* _Written task_
Would you pull out every line of the material that contains the string "JSON"?

(Figure dataset records)
───
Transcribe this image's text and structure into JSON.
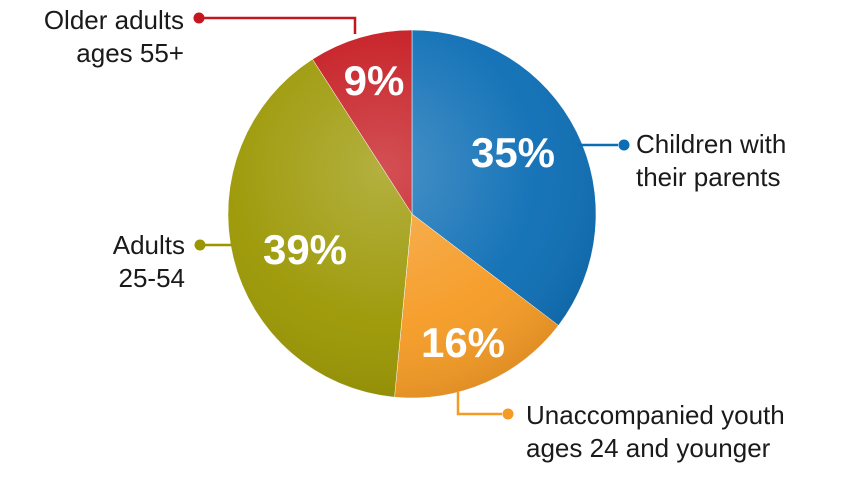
{
  "chart_data": {
    "type": "pie",
    "categories": [
      "Children with their parents",
      "Unaccompanied youth ages 24 and younger",
      "Adults 25-54",
      "Older adults ages 55+"
    ],
    "values": [
      35,
      16,
      39,
      9
    ],
    "value_labels": [
      "35%",
      "16%",
      "39%",
      "9%"
    ],
    "label_lines": [
      [
        "Children with",
        "their parents"
      ],
      [
        "Unaccompanied youth",
        "ages 24 and younger"
      ],
      [
        "Adults",
        "25-54"
      ],
      [
        "Older adults",
        "ages 55+"
      ]
    ],
    "colors": [
      "#0b6db4",
      "#f59a23",
      "#9a9600",
      "#c4161c"
    ],
    "start_angle_deg": 0,
    "direction": "clockwise",
    "legend": "none"
  }
}
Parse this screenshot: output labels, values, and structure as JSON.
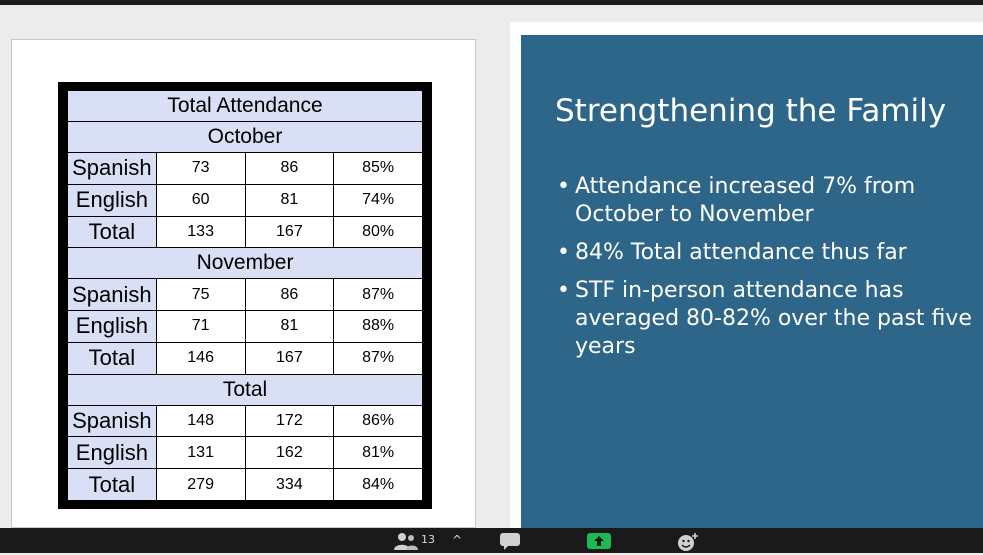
{
  "table": {
    "title": "Total Attendance",
    "sections": [
      {
        "name": "October",
        "rows": [
          {
            "label": "Spanish",
            "values": [
              "73",
              "86",
              "85%"
            ]
          },
          {
            "label": "English",
            "values": [
              "60",
              "81",
              "74%"
            ]
          },
          {
            "label": "Total",
            "values": [
              "133",
              "167",
              "80%"
            ]
          }
        ]
      },
      {
        "name": "November",
        "rows": [
          {
            "label": "Spanish",
            "values": [
              "75",
              "86",
              "87%"
            ]
          },
          {
            "label": "English",
            "values": [
              "71",
              "81",
              "88%"
            ]
          },
          {
            "label": "Total",
            "values": [
              "146",
              "167",
              "87%"
            ]
          }
        ]
      },
      {
        "name": "Total",
        "rows": [
          {
            "label": "Spanish",
            "values": [
              "148",
              "172",
              "86%"
            ]
          },
          {
            "label": "English",
            "values": [
              "131",
              "162",
              "81%"
            ]
          },
          {
            "label": "Total",
            "values": [
              "279",
              "334",
              "84%"
            ]
          }
        ]
      }
    ]
  },
  "slide": {
    "title": "Strengthening the Family",
    "bullets": [
      "Attendance increased 7% from October to November",
      "84% Total attendance thus far",
      "STF in-person attendance has averaged 80-82% over the past five years"
    ],
    "bullet_glyph": "•"
  },
  "toolbar": {
    "participants_count": "13",
    "chevron": "^",
    "icons": [
      "participants-icon",
      "chevron-up-icon",
      "chat-icon",
      "share-screen-icon",
      "reactions-icon"
    ]
  },
  "colors": {
    "slide_blue": "#2d6688",
    "table_header_fill": "#d9dff4",
    "share_green": "#1db954"
  }
}
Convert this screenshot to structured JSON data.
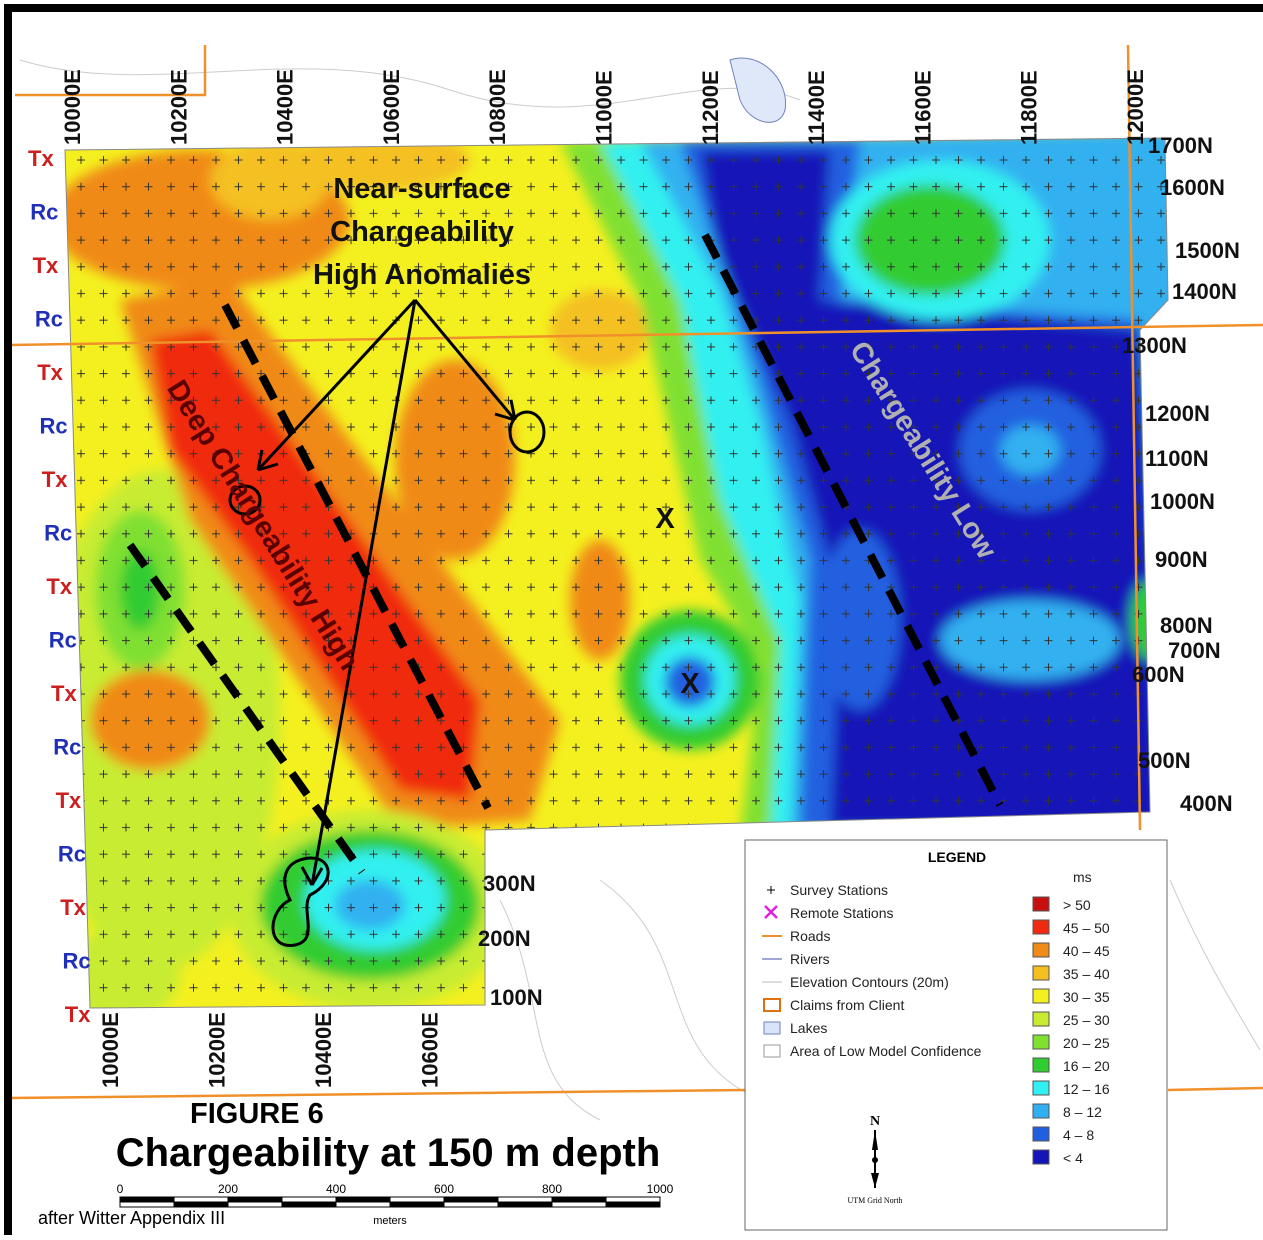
{
  "map": {
    "top_eastings": [
      "10000E",
      "10200E",
      "10400E",
      "10600E",
      "10800E",
      "11000E",
      "11200E",
      "11400E",
      "11600E",
      "11800E",
      "12000E"
    ],
    "bottom_eastings": [
      "10000E",
      "10200E",
      "10400E",
      "10600E"
    ],
    "northings": [
      "1700N",
      "1600N",
      "1500N",
      "1400N",
      "1300N",
      "1200N",
      "1100N",
      "1000N",
      "900N",
      "800N",
      "700N",
      "600N",
      "500N",
      "400N",
      "300N",
      "200N",
      "100N"
    ],
    "line_types": [
      "Tx",
      "Rc",
      "Tx",
      "Rc",
      "Tx",
      "Rc",
      "Tx",
      "Rc",
      "Tx",
      "Rc",
      "Tx",
      "Rc",
      "Tx",
      "Rc",
      "Tx",
      "Rc",
      "Tx"
    ],
    "annotations": {
      "near_surface": [
        "Near-surface",
        "Chargeability",
        "High Anomalies"
      ],
      "deep": "Deep Chargeability High",
      "low": "Chargeability Low",
      "remote_1": "X",
      "remote_2": "X"
    }
  },
  "legend": {
    "title": "LEGEND",
    "unit": "ms",
    "items": [
      "Survey Stations",
      "Remote Stations",
      "Roads",
      "Rivers",
      "Elevation Contours (20m)",
      "Claims from Client",
      "Lakes",
      "Area of Low Model Confidence"
    ],
    "scale": [
      {
        "label": "> 50",
        "color": "#c81010"
      },
      {
        "label": "45 – 50",
        "color": "#f02a10"
      },
      {
        "label": "40 – 45",
        "color": "#f08a18"
      },
      {
        "label": "35 – 40",
        "color": "#f4c020"
      },
      {
        "label": "30 – 35",
        "color": "#f4f020"
      },
      {
        "label": "25 – 30",
        "color": "#c8ec30"
      },
      {
        "label": "20 – 25",
        "color": "#80e030"
      },
      {
        "label": "16 – 20",
        "color": "#30cc30"
      },
      {
        "label": "12 – 16",
        "color": "#30f0f0"
      },
      {
        "label": "8 – 12",
        "color": "#30b0f0"
      },
      {
        "label": "4 – 8",
        "color": "#2060e0"
      },
      {
        "label": "< 4",
        "color": "#1414b8"
      }
    ],
    "north": "N",
    "north_note": "UTM Grid North"
  },
  "figure": {
    "number": "FIGURE 6",
    "title": "Chargeability at 150 m depth",
    "scale_ticks": [
      0,
      200,
      400,
      600,
      800,
      1000
    ],
    "scale_unit": "meters",
    "credit": "after Witter Appendix III"
  }
}
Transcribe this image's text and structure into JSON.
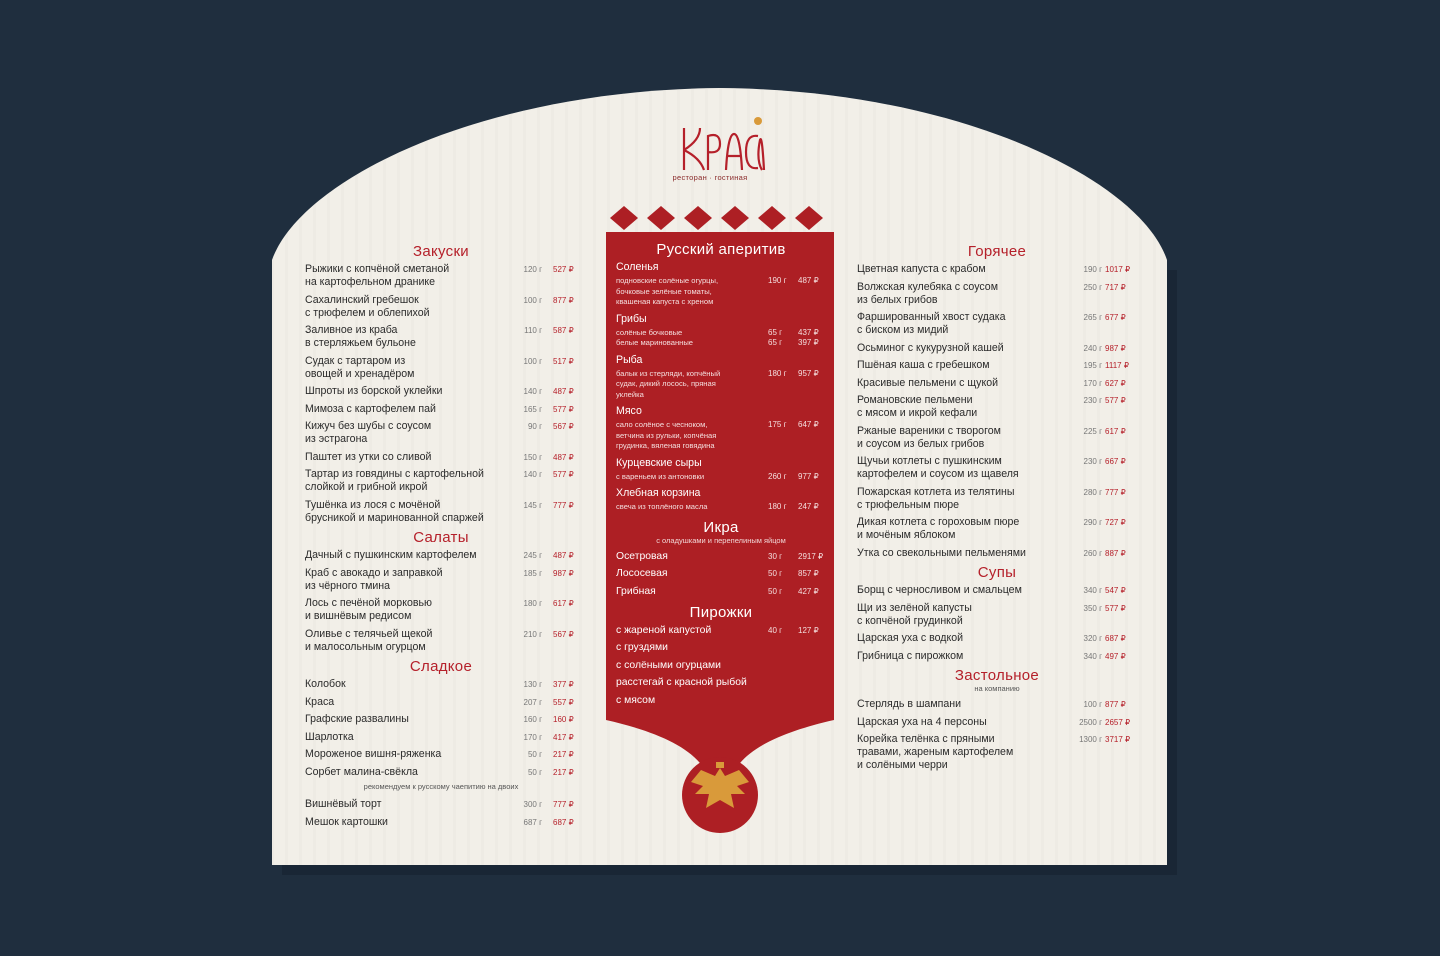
{
  "brand": {
    "name": "Краса",
    "tagline": "ресторан · гостиная",
    "accent": "#b5202a",
    "panel": "#ad1f24",
    "paper": "#f2efe8",
    "background": "#1f2e3e",
    "emblem": "double-headed-eagle-icon"
  },
  "left": [
    {
      "title": "Закуски",
      "items": [
        {
          "name": "Рыжики с копчёной сметаной\nна картофельном дранике",
          "weight": "120 г",
          "price": "527 ₽"
        },
        {
          "name": "Сахалинский гребешок\nс трюфелем и облепихой",
          "weight": "100 г",
          "price": "877 ₽"
        },
        {
          "name": "Заливное из краба\nв стерляжьем бульоне",
          "weight": "110 г",
          "price": "587 ₽"
        },
        {
          "name": "Судак с тартаром из\nовощей и хренадёром",
          "weight": "100 г",
          "price": "517 ₽"
        },
        {
          "name": "Шпроты из борской уклейки",
          "weight": "140 г",
          "price": "487 ₽"
        },
        {
          "name": "Мимоза с картофелем пай",
          "weight": "165 г",
          "price": "577 ₽"
        },
        {
          "name": "Кижуч без шубы с соусом\nиз эстрагона",
          "weight": "90 г",
          "price": "567 ₽"
        },
        {
          "name": "Паштет из утки со сливой",
          "weight": "150 г",
          "price": "487 ₽"
        },
        {
          "name": "Тартар из говядины с картофельной\nслойкой и грибной икрой",
          "weight": "140 г",
          "price": "577 ₽"
        },
        {
          "name": "Тушёнка из лося с мочёной\nбрусникой и маринованной спаржей",
          "weight": "145 г",
          "price": "777 ₽"
        }
      ]
    },
    {
      "title": "Салаты",
      "items": [
        {
          "name": "Дачный с пушкинским картофелем",
          "weight": "245 г",
          "price": "487 ₽"
        },
        {
          "name": "Краб с авокадо и заправкой\nиз чёрного тмина",
          "weight": "185 г",
          "price": "987 ₽"
        },
        {
          "name": "Лось с печёной морковью\nи вишнёвым редисом",
          "weight": "180 г",
          "price": "617 ₽"
        },
        {
          "name": "Оливье с телячьей щекой\nи малосольным огурцом",
          "weight": "210 г",
          "price": "567 ₽"
        }
      ]
    },
    {
      "title": "Сладкое",
      "items": [
        {
          "name": "Колобок",
          "weight": "130 г",
          "price": "377 ₽"
        },
        {
          "name": "Краса",
          "weight": "207 г",
          "price": "557 ₽"
        },
        {
          "name": "Графские развалины",
          "weight": "160 г",
          "price": "160 ₽"
        },
        {
          "name": "Шарлотка",
          "weight": "170 г",
          "price": "417 ₽"
        },
        {
          "name": "Мороженое вишня-ряженка",
          "weight": "50 г",
          "price": "217 ₽"
        },
        {
          "name": "Сорбет малина-свёкла",
          "weight": "50 г",
          "price": "217 ₽"
        }
      ],
      "note": "рекомендуем к русскому чаепитию на двоих",
      "items_after": [
        {
          "name": "Вишнёвый торт",
          "weight": "300 г",
          "price": "777 ₽"
        },
        {
          "name": "Мешок картошки",
          "weight": "687 г",
          "price": "687 ₽"
        }
      ]
    }
  ],
  "center": {
    "aperitif": {
      "title": "Русский аперитив",
      "groups": [
        {
          "title": "Соленья",
          "rows": [
            {
              "desc": "подновские солёные огурцы,\nбочковые зелёные томаты,\nквашеная капуста с хреном",
              "weight": "190 г",
              "price": "487 ₽"
            }
          ]
        },
        {
          "title": "Грибы",
          "rows": [
            {
              "desc": "солёные бочковые",
              "weight": "65 г",
              "price": "437 ₽"
            },
            {
              "desc": "белые маринованные",
              "weight": "65 г",
              "price": "397 ₽"
            }
          ]
        },
        {
          "title": "Рыба",
          "rows": [
            {
              "desc": "балык из стерляди, копчёный\nсудак, дикий лосось, пряная\nуклейка",
              "weight": "180 г",
              "price": "957 ₽"
            }
          ]
        },
        {
          "title": "Мясо",
          "rows": [
            {
              "desc": "сало солёное с чесноком,\nветчина из рульки, копчёная\nгрудинка, вяленая говядина",
              "weight": "175 г",
              "price": "647 ₽"
            }
          ]
        },
        {
          "title": "Курцевские сыры",
          "rows": [
            {
              "desc": "с вареньем из антоновки",
              "weight": "260 г",
              "price": "977 ₽"
            }
          ]
        },
        {
          "title": "Хлебная корзина",
          "rows": [
            {
              "desc": "свеча из топлёного масла",
              "weight": "180 г",
              "price": "247 ₽"
            }
          ]
        }
      ]
    },
    "caviar": {
      "title": "Икра",
      "subtitle": "с оладушками и перепелиным яйцом",
      "items": [
        {
          "name": "Осетровая",
          "weight": "30 г",
          "price": "2917 ₽"
        },
        {
          "name": "Лососевая",
          "weight": "50 г",
          "price": "857 ₽"
        },
        {
          "name": "Грибная",
          "weight": "50 г",
          "price": "427 ₽"
        }
      ]
    },
    "pies": {
      "title": "Пирожки",
      "items": [
        {
          "name": "с жареной капустой",
          "weight": "40 г",
          "price": "127 ₽"
        },
        {
          "name": "с груздями"
        },
        {
          "name": "с солёными огурцами"
        },
        {
          "name": "расстегай с красной рыбой"
        },
        {
          "name": "с мясом"
        }
      ]
    }
  },
  "right": [
    {
      "title": "Горячее",
      "items": [
        {
          "name": "Цветная капуста с крабом",
          "weight": "190 г",
          "price": "1017 ₽"
        },
        {
          "name": "Волжская кулебяка с соусом\nиз белых грибов",
          "weight": "250 г",
          "price": "717 ₽"
        },
        {
          "name": "Фаршированный хвост судака\nс биском из мидий",
          "weight": "265 г",
          "price": "677 ₽"
        },
        {
          "name": "Осьминог с кукурузной кашей",
          "weight": "240 г",
          "price": "987 ₽"
        },
        {
          "name": "Пшёная каша с гребешком",
          "weight": "195 г",
          "price": "1117 ₽"
        },
        {
          "name": "Красивые пельмени с щукой",
          "weight": "170 г",
          "price": "627 ₽"
        },
        {
          "name": "Романовские пельмени\nс мясом и икрой кефали",
          "weight": "230 г",
          "price": "577 ₽"
        },
        {
          "name": "Ржаные вареники с творогом\nи соусом из белых грибов",
          "weight": "225 г",
          "price": "617 ₽"
        },
        {
          "name": "Щучьи котлеты с пушкинским\nкартофелем и соусом из щавеля",
          "weight": "230 г",
          "price": "667 ₽"
        },
        {
          "name": "Пожарская котлета из телятины\nс трюфельным пюре",
          "weight": "280 г",
          "price": "777 ₽"
        },
        {
          "name": "Дикая котлета с гороховым пюре\nи мочёным яблоком",
          "weight": "290 г",
          "price": "727 ₽"
        },
        {
          "name": "Утка со свекольными пельменями",
          "weight": "260 г",
          "price": "887 ₽"
        }
      ]
    },
    {
      "title": "Супы",
      "items": [
        {
          "name": "Борщ с черносливом и смальцем",
          "weight": "340 г",
          "price": "547 ₽"
        },
        {
          "name": "Щи из зелёной капусты\nс копчёной грудинкой",
          "weight": "350 г",
          "price": "577 ₽"
        },
        {
          "name": "Царская уха с водкой",
          "weight": "320 г",
          "price": "687 ₽"
        },
        {
          "name": "Грибница с пирожком",
          "weight": "340 г",
          "price": "497 ₽"
        }
      ]
    },
    {
      "title": "Застольное",
      "subtitle": "на компанию",
      "items": [
        {
          "name": "Стерлядь в шампани",
          "weight": "100 г",
          "price": "877 ₽"
        },
        {
          "name": "Царская уха на 4 персоны",
          "weight": "2500 г",
          "price": "2657 ₽"
        },
        {
          "name": "Корейка телёнка с пряными\nтравами, жареным картофелем\nи солёными черри",
          "weight": "1300 г",
          "price": "3717 ₽"
        }
      ]
    }
  ]
}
───
* _Written solution_
Transcribe this image's text and structure into JSON.
Parse this screenshot: output labels, values, and structure as JSON.
Convert this screenshot to structured JSON data.
Transcribe this image's text and structure into JSON.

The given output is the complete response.